▶ [WORK TO DO]
a – Using the text on beads, answer these questions:
(i) According to the seed bead sizing system, what does a larger number indicate about the bead?
(ii) How is the zero in a seed bead size name pronounced?
(iii) Which two brands are named as common makers of tubular seed beads?
b – Pick up the text on beads after its final sentence and carry it forward.

▶ [QUOTED PASSAGE]
• • • • • • •

Beads are the building blocks of many jewellery and fashion creations, but if you're new to the world of beading it can be tricky to know where to start! You can choose a huge variety of bead types, from tiny seed beads to large pony beads. Sometimes beads are categorised by their material, like glass beads, plastic beads and wooden beads. Beads can also be classified by size, shape and function, such as spacer beads or heishi beads. Below are some of the key varieties of commonly available beads, as well as some handy hints on what they're typically used for and how to use them in your creations.

Seed Beads

Seed beads are small beads which can be used for stringing, bead weaving and to embellish textiles through the creation of trims, motifs and beaded designs stitched directly into the fabric. They're classified with a number relating to their size, e.g. 6/0, 8/0, 12/0 - the larger the number, the smaller the bead. The zero in the name is pronounced "aught". Sometimes these numbers are also expressed with a degrees symbol, e.g. 8°.

Types Of Seed Beads

  • Round Seed Beads (Rocailles): These are the most commonly found seed beads, and are used in stranded jewellery and for embellishing clothing and accessories.
  • Tubular Seed Beads (Delicas): Delica seed beads are more tubular in form, and are uniformly shaped to exact dimensions. Their straight sides and consistently sized holes make them ideal for bead weaving projects, as they will neatly fit together without any gaps. Common brands for tubular seed beads are Toho and Miyuki, both from Japan.

• • • • • • •

▶ [SUPPLIED MATERIAL]
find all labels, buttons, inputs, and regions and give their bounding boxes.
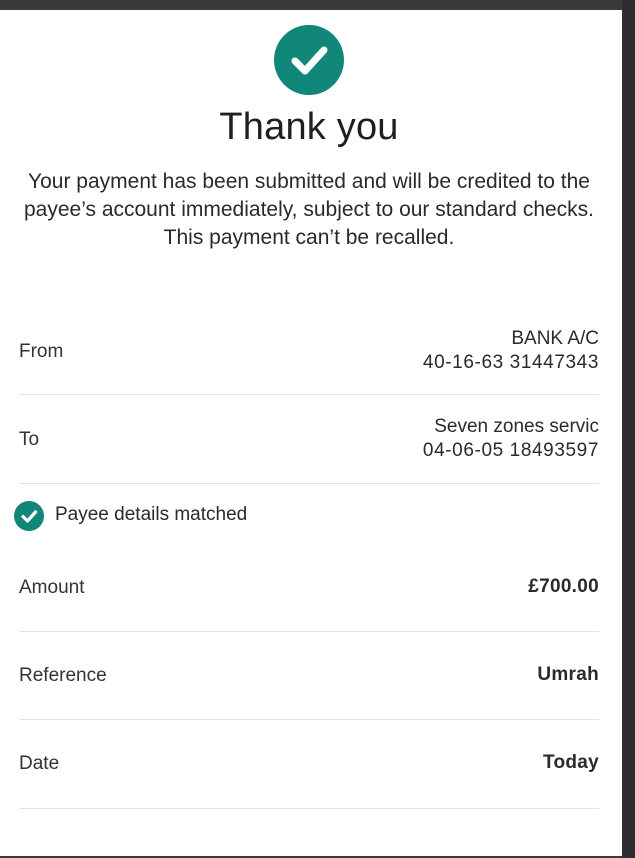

• • • • • • •

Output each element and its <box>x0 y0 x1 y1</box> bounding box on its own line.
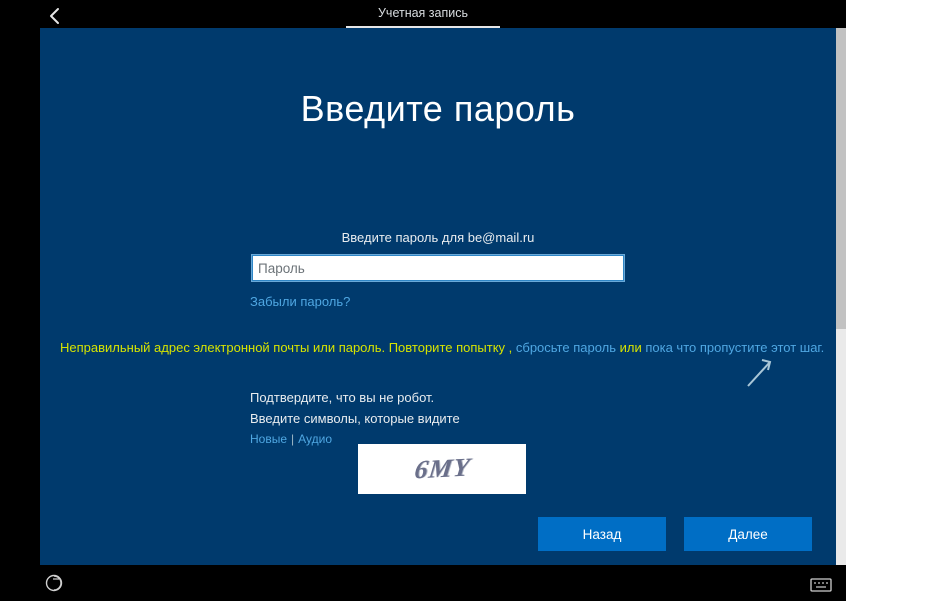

• • • • • • •

▶ [RESPONSES PER TASK]
a –
(i) A larger number indicates a smaller bead.
(ii) It is pronounced "aught."
(iii) Toho and Miyuki.

b –
Seed Bead Size Chart

Below is a quick guide to the most commonly found seed bead sizes. Note that these dimensions can vary between manufacturers.





6/0 or 6°

3.3 mm

13/0 or 13°

1.5 mm

7/0 or 7°

2.9 mm

14/0 or 14°

1.4 mm

8/0 or 8°

2.5 mm

15/0 or 15°

1.3 mm

9/0 or 9°

2.2 mm

16/0 or 16°

1.2 mm

10/0 or 10°

2 mm

18/0 or 18°

1.1 mm

11/0 or 11°

1.8 mm

20/0 or 20°

1 mm

12/0 or 12°

1.7 mm

22/0 or 22°

0.9 mm

Pony Beads

Pony beads are one of the most common types of plastic beads. Larger than seed beads, these lightweight beads have a rounded and slightly tubular shape, and feature a large hole that makes them easy to thread onto cord or thonging. Their generous size and ease of use make them a great option for kids to use to make simple threaded bracelets while they develop their fine motor skills.

Heishi Beads

Heishi Beads are defined by their unique flat, disc shape. Traditionally made from shells, these days you can also find heishi-shaped beds made from plastic, polymer clay, metal and wood. They usually measure 6 mm - 8 mm in diameter, with a height of around 1 mm. Heishi beads can be used in jewellery pieces as spacer beads, or stacked together to create a vibrant coloured tube-like strand that's perfect for necklaces and bracelets.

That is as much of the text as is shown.